Word for word, repeat the entries, minus the pictures.

┌─ Available records

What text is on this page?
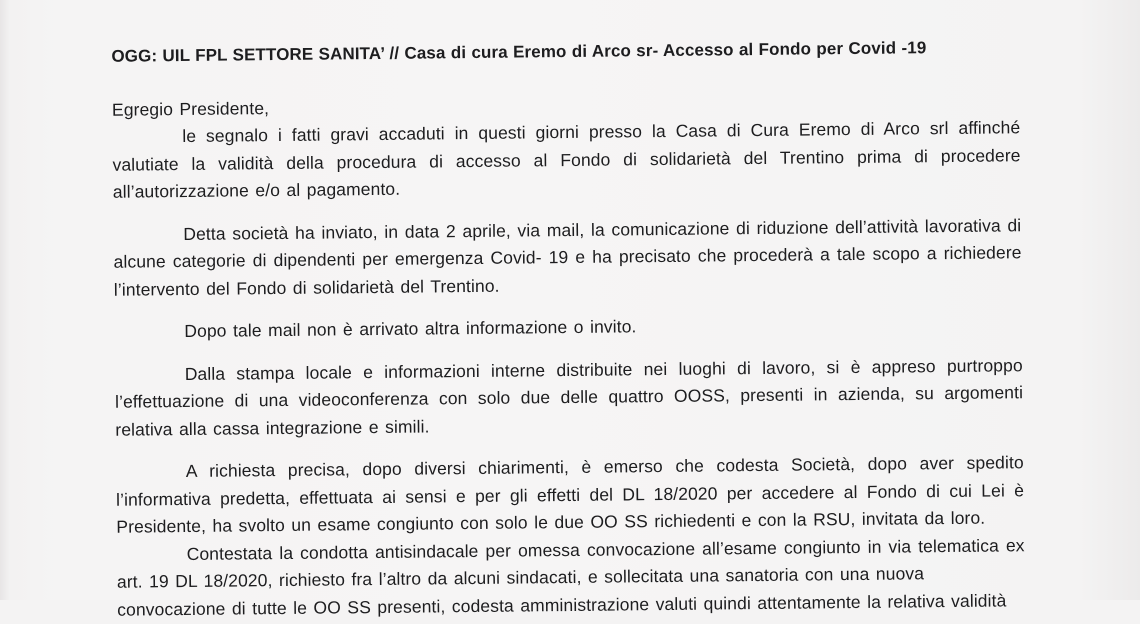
OGG: UIL FPL SETTORE SANITA’ // Casa di cura Eremo di Arco sr- Accesso al Fondo per Covid -19

Egregio Presidente,

le segnalo i fatti gravi accaduti in questi giorni presso la Casa di Cura Eremo di Arco srl affinché valutiate la validità della procedura di accesso al Fondo di solidarietà del Trentino prima di procedere all’autorizzazione e/o al pagamento.

Detta società ha inviato, in data 2 aprile, via mail, la comunicazione di riduzione dell’attività lavorativa di alcune categorie di dipendenti per emergenza Covid- 19 e ha precisato che procederà a tale scopo a richiedere l’intervento del Fondo di solidarietà del Trentino.

Dopo tale mail non è arrivato altra informazione o invito.

Dalla stampa locale e informazioni interne distribuite nei luoghi di lavoro, si è appreso purtroppo l’effettuazione di una videoconferenza con solo due delle quattro OOSS, presenti in azienda, su argomenti relativa alla cassa integrazione e simili.

A richiesta precisa, dopo diversi chiarimenti, è emerso che codesta Società, dopo aver spedito l’informativa predetta, effettuata ai sensi e per gli effetti del DL 18/2020 per accedere al Fondo di cui Lei è Presidente, ha svolto un esame congiunto con solo le due OO SS richiedenti e con la RSU, invitata da loro.

Contestata la condotta antisindacale per omessa convocazione all’esame congiunto in via telematica ex art. 19 DL 18/2020, richiesto fra l’altro da alcuni sindacati, e sollecitata una sanatoria con una nuova

convocazione di tutte le OO SS presenti, codesta amministrazione valuti quindi attentamente la relativa validità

└─

• _The output_
What text is on this page?
OGG: UIL FPL SETTORE SANITA’ // Casa di cura Eremo di Arco sr- Accesso al Fondo per Covid -19

Egregio Presidente,

le segnalo i fatti gravi accaduti in questi giorni presso la Casa di Cura Eremo di Arco srl affinché valutiate la validità della procedura di accesso al Fondo di solidarietà del Trentino prima di procedere all’autorizzazione e/o al pagamento.

Detta società ha inviato, in data 2 aprile, via mail, la comunicazione di riduzione dell’attività lavorativa di alcune categorie di dipendenti per emergenza Covid- 19 e ha precisato che procederà a tale scopo a richiedere l’intervento del Fondo di solidarietà del Trentino.

Dopo tale mail non è arrivato altra informazione o invito.

Dalla stampa locale e informazioni interne distribuite nei luoghi di lavoro, si è appreso purtroppo l’effettuazione di una videoconferenza con solo due delle quattro OOSS, presenti in azienda, su argomenti relativa alla cassa integrazione e simili.

A richiesta precisa, dopo diversi chiarimenti, è emerso che codesta Società, dopo aver spedito l’informativa predetta, effettuata ai sensi e per gli effetti del DL 18/2020 per accedere al Fondo di cui Lei è Presidente, ha svolto un esame congiunto con solo le due OO SS richiedenti e con la RSU, invitata da loro.

Contestata la condotta antisindacale per omessa convocazione all’esame congiunto in via telematica ex art. 19 DL 18/2020, richiesto fra l’altro da alcuni sindacati, e sollecitata una sanatoria con una nuova

convocazione di tutte le OO SS presenti, codesta amministrazione valuti quindi attentamente la relativa validità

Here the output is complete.